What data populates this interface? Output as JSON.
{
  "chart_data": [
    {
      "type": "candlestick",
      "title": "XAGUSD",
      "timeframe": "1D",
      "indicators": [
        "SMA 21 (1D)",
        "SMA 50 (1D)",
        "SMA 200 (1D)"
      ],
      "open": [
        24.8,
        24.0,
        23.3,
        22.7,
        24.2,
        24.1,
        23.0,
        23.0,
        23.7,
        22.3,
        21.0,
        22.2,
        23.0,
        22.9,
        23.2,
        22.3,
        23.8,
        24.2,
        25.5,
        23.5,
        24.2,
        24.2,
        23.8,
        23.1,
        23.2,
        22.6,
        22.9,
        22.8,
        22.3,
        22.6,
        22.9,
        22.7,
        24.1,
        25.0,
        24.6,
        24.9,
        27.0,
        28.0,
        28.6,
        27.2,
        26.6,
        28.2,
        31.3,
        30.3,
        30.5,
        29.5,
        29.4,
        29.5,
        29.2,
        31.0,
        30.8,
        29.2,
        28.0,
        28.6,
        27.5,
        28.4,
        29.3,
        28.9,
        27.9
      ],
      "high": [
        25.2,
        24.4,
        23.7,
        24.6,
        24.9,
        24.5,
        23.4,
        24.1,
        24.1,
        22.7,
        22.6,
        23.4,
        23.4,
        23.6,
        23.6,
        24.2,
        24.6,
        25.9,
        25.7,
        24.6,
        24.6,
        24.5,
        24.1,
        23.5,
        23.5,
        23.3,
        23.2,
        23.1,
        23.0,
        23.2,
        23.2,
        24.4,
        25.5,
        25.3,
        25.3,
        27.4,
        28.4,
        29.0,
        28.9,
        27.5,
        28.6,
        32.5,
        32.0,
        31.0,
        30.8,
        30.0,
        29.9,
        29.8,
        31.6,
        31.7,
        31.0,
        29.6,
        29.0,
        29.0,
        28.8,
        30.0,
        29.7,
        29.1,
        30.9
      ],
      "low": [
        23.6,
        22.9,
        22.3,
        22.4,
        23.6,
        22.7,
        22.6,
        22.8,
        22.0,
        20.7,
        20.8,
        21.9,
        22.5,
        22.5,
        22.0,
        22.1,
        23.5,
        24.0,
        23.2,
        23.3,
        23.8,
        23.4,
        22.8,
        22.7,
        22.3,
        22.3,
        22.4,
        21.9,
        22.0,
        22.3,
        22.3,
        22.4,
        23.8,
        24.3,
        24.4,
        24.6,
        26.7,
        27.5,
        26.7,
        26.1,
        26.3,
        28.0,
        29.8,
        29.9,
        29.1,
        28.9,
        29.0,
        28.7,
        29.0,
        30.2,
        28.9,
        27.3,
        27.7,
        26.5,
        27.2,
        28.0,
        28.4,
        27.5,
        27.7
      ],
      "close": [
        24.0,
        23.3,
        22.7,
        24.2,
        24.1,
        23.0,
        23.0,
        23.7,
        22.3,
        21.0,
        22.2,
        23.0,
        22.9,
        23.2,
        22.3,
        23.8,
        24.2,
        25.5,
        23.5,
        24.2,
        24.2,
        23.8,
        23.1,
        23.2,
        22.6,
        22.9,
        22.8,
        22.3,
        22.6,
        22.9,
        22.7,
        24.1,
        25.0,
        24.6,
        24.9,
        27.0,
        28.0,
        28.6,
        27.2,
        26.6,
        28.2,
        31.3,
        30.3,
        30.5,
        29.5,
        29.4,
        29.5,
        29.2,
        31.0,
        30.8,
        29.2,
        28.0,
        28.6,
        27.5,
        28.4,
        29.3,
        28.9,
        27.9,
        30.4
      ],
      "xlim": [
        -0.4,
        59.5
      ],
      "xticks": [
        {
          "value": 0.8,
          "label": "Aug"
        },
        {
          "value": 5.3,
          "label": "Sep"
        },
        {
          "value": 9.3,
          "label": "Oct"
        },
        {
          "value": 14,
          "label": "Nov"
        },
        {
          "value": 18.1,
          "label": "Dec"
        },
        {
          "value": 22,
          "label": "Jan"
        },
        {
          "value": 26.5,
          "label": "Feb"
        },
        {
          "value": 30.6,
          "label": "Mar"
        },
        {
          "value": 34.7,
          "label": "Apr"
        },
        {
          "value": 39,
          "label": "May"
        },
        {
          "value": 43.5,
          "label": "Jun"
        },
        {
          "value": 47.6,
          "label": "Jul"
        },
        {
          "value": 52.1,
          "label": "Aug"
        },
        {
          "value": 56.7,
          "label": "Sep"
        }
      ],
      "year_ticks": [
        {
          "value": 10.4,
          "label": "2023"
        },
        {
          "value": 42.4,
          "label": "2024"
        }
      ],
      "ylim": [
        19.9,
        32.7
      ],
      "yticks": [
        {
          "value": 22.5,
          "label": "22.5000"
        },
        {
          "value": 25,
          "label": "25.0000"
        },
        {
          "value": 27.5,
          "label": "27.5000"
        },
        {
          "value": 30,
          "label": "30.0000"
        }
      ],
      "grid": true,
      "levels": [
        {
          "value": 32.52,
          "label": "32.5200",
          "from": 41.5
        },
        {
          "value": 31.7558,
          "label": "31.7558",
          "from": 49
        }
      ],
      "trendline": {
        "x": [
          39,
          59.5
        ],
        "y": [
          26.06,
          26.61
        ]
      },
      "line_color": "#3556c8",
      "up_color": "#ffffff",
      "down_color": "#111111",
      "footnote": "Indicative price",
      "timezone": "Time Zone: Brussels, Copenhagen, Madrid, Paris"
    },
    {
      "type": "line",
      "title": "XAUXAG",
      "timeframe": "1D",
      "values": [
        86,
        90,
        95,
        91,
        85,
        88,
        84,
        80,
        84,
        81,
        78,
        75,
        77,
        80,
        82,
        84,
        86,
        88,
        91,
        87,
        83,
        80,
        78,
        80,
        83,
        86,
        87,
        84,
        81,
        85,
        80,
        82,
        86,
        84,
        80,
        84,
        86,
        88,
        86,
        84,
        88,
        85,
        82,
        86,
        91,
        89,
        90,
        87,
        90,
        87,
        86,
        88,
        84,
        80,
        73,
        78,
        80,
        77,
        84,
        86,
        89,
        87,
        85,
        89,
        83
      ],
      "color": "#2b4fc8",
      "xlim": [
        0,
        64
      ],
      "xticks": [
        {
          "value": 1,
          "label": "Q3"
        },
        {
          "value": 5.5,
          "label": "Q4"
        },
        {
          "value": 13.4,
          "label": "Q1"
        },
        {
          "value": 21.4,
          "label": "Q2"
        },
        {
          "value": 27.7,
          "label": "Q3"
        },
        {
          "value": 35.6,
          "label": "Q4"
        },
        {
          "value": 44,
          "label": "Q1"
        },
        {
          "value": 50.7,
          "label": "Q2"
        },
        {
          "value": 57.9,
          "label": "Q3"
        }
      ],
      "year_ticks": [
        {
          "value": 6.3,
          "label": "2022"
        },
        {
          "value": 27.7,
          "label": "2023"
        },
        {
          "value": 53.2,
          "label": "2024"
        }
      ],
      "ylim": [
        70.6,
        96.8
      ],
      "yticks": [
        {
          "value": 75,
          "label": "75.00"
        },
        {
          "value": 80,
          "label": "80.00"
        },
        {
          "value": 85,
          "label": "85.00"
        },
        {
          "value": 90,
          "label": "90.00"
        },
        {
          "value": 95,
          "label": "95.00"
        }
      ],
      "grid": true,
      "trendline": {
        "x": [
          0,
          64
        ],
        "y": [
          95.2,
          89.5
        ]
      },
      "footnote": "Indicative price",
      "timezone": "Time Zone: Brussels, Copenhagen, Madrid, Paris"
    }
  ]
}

============

WHAT TO PRODUCE ▸
Return the listing above in its exact form.

FINISHED EXERCISE ▸
What data populates this interface? Output as JSON.
{
  "chart_data": [
    {
      "type": "candlestick",
      "title": "XAGUSD",
      "timeframe": "1D",
      "indicators": [
        "SMA 21 (1D)",
        "SMA 50 (1D)",
        "SMA 200 (1D)"
      ],
      "open": [
        24.8,
        24.0,
        23.3,
        22.7,
        24.2,
        24.1,
        23.0,
        23.0,
        23.7,
        22.3,
        21.0,
        22.2,
        23.0,
        22.9,
        23.2,
        22.3,
        23.8,
        24.2,
        25.5,
        23.5,
        24.2,
        24.2,
        23.8,
        23.1,
        23.2,
        22.6,
        22.9,
        22.8,
        22.3,
        22.6,
        22.9,
        22.7,
        24.1,
        25.0,
        24.6,
        24.9,
        27.0,
        28.0,
        28.6,
        27.2,
        26.6,
        28.2,
        31.3,
        30.3,
        30.5,
        29.5,
        29.4,
        29.5,
        29.2,
        31.0,
        30.8,
        29.2,
        28.0,
        28.6,
        27.5,
        28.4,
        29.3,
        28.9,
        27.9
      ],
      "high": [
        25.2,
        24.4,
        23.7,
        24.6,
        24.9,
        24.5,
        23.4,
        24.1,
        24.1,
        22.7,
        22.6,
        23.4,
        23.4,
        23.6,
        23.6,
        24.2,
        24.6,
        25.9,
        25.7,
        24.6,
        24.6,
        24.5,
        24.1,
        23.5,
        23.5,
        23.3,
        23.2,
        23.1,
        23.0,
        23.2,
        23.2,
        24.4,
        25.5,
        25.3,
        25.3,
        27.4,
        28.4,
        29.0,
        28.9,
        27.5,
        28.6,
        32.5,
        32.0,
        31.0,
        30.8,
        30.0,
        29.9,
        29.8,
        31.6,
        31.7,
        31.0,
        29.6,
        29.0,
        29.0,
        28.8,
        30.0,
        29.7,
        29.1,
        30.9
      ],
      "low": [
        23.6,
        22.9,
        22.3,
        22.4,
        23.6,
        22.7,
        22.6,
        22.8,
        22.0,
        20.7,
        20.8,
        21.9,
        22.5,
        22.5,
        22.0,
        22.1,
        23.5,
        24.0,
        23.2,
        23.3,
        23.8,
        23.4,
        22.8,
        22.7,
        22.3,
        22.3,
        22.4,
        21.9,
        22.0,
        22.3,
        22.3,
        22.4,
        23.8,
        24.3,
        24.4,
        24.6,
        26.7,
        27.5,
        26.7,
        26.1,
        26.3,
        28.0,
        29.8,
        29.9,
        29.1,
        28.9,
        29.0,
        28.7,
        29.0,
        30.2,
        28.9,
        27.3,
        27.7,
        26.5,
        27.2,
        28.0,
        28.4,
        27.5,
        27.7
      ],
      "close": [
        24.0,
        23.3,
        22.7,
        24.2,
        24.1,
        23.0,
        23.0,
        23.7,
        22.3,
        21.0,
        22.2,
        23.0,
        22.9,
        23.2,
        22.3,
        23.8,
        24.2,
        25.5,
        23.5,
        24.2,
        24.2,
        23.8,
        23.1,
        23.2,
        22.6,
        22.9,
        22.8,
        22.3,
        22.6,
        22.9,
        22.7,
        24.1,
        25.0,
        24.6,
        24.9,
        27.0,
        28.0,
        28.6,
        27.2,
        26.6,
        28.2,
        31.3,
        30.3,
        30.5,
        29.5,
        29.4,
        29.5,
        29.2,
        31.0,
        30.8,
        29.2,
        28.0,
        28.6,
        27.5,
        28.4,
        29.3,
        28.9,
        27.9,
        30.4
      ],
      "xlim": [
        -0.4,
        59.5
      ],
      "xticks": [
        {
          "value": 0.8,
          "label": "Aug"
        },
        {
          "value": 5.3,
          "label": "Sep"
        },
        {
          "value": 9.3,
          "label": "Oct"
        },
        {
          "value": 14,
          "label": "Nov"
        },
        {
          "value": 18.1,
          "label": "Dec"
        },
        {
          "value": 22,
          "label": "Jan"
        },
        {
          "value": 26.5,
          "label": "Feb"
        },
        {
          "value": 30.6,
          "label": "Mar"
        },
        {
          "value": 34.7,
          "label": "Apr"
        },
        {
          "value": 39,
          "label": "May"
        },
        {
          "value": 43.5,
          "label": "Jun"
        },
        {
          "value": 47.6,
          "label": "Jul"
        },
        {
          "value": 52.1,
          "label": "Aug"
        },
        {
          "value": 56.7,
          "label": "Sep"
        }
      ],
      "year_ticks": [
        {
          "value": 10.4,
          "label": "2023"
        },
        {
          "value": 42.4,
          "label": "2024"
        }
      ],
      "ylim": [
        19.9,
        32.7
      ],
      "yticks": [
        {
          "value": 22.5,
          "label": "22.5000"
        },
        {
          "value": 25,
          "label": "25.0000"
        },
        {
          "value": 27.5,
          "label": "27.5000"
        },
        {
          "value": 30,
          "label": "30.0000"
        }
      ],
      "grid": true,
      "levels": [
        {
          "value": 32.52,
          "label": "32.5200",
          "from": 41.5
        },
        {
          "value": 31.7558,
          "label": "31.7558",
          "from": 49
        }
      ],
      "trendline": {
        "x": [
          39,
          59.5
        ],
        "y": [
          26.06,
          26.61
        ]
      },
      "line_color": "#3556c8",
      "up_color": "#ffffff",
      "down_color": "#111111",
      "footnote": "Indicative price",
      "timezone": "Time Zone: Brussels, Copenhagen, Madrid, Paris"
    },
    {
      "type": "line",
      "title": "XAUXAG",
      "timeframe": "1D",
      "values": [
        86,
        90,
        95,
        91,
        85,
        88,
        84,
        80,
        84,
        81,
        78,
        75,
        77,
        80,
        82,
        84,
        86,
        88,
        91,
        87,
        83,
        80,
        78,
        80,
        83,
        86,
        87,
        84,
        81,
        85,
        80,
        82,
        86,
        84,
        80,
        84,
        86,
        88,
        86,
        84,
        88,
        85,
        82,
        86,
        91,
        89,
        90,
        87,
        90,
        87,
        86,
        88,
        84,
        80,
        73,
        78,
        80,
        77,
        84,
        86,
        89,
        87,
        85,
        89,
        83
      ],
      "color": "#2b4fc8",
      "xlim": [
        0,
        64
      ],
      "xticks": [
        {
          "value": 1,
          "label": "Q3"
        },
        {
          "value": 5.5,
          "label": "Q4"
        },
        {
          "value": 13.4,
          "label": "Q1"
        },
        {
          "value": 21.4,
          "label": "Q2"
        },
        {
          "value": 27.7,
          "label": "Q3"
        },
        {
          "value": 35.6,
          "label": "Q4"
        },
        {
          "value": 44,
          "label": "Q1"
        },
        {
          "value": 50.7,
          "label": "Q2"
        },
        {
          "value": 57.9,
          "label": "Q3"
        }
      ],
      "year_ticks": [
        {
          "value": 6.3,
          "label": "2022"
        },
        {
          "value": 27.7,
          "label": "2023"
        },
        {
          "value": 53.2,
          "label": "2024"
        }
      ],
      "ylim": [
        70.6,
        96.8
      ],
      "yticks": [
        {
          "value": 75,
          "label": "75.00"
        },
        {
          "value": 80,
          "label": "80.00"
        },
        {
          "value": 85,
          "label": "85.00"
        },
        {
          "value": 90,
          "label": "90.00"
        },
        {
          "value": 95,
          "label": "95.00"
        }
      ],
      "grid": true,
      "trendline": {
        "x": [
          0,
          64
        ],
        "y": [
          95.2,
          89.5
        ]
      },
      "footnote": "Indicative price",
      "timezone": "Time Zone: Brussels, Copenhagen, Madrid, Paris"
    }
  ]
}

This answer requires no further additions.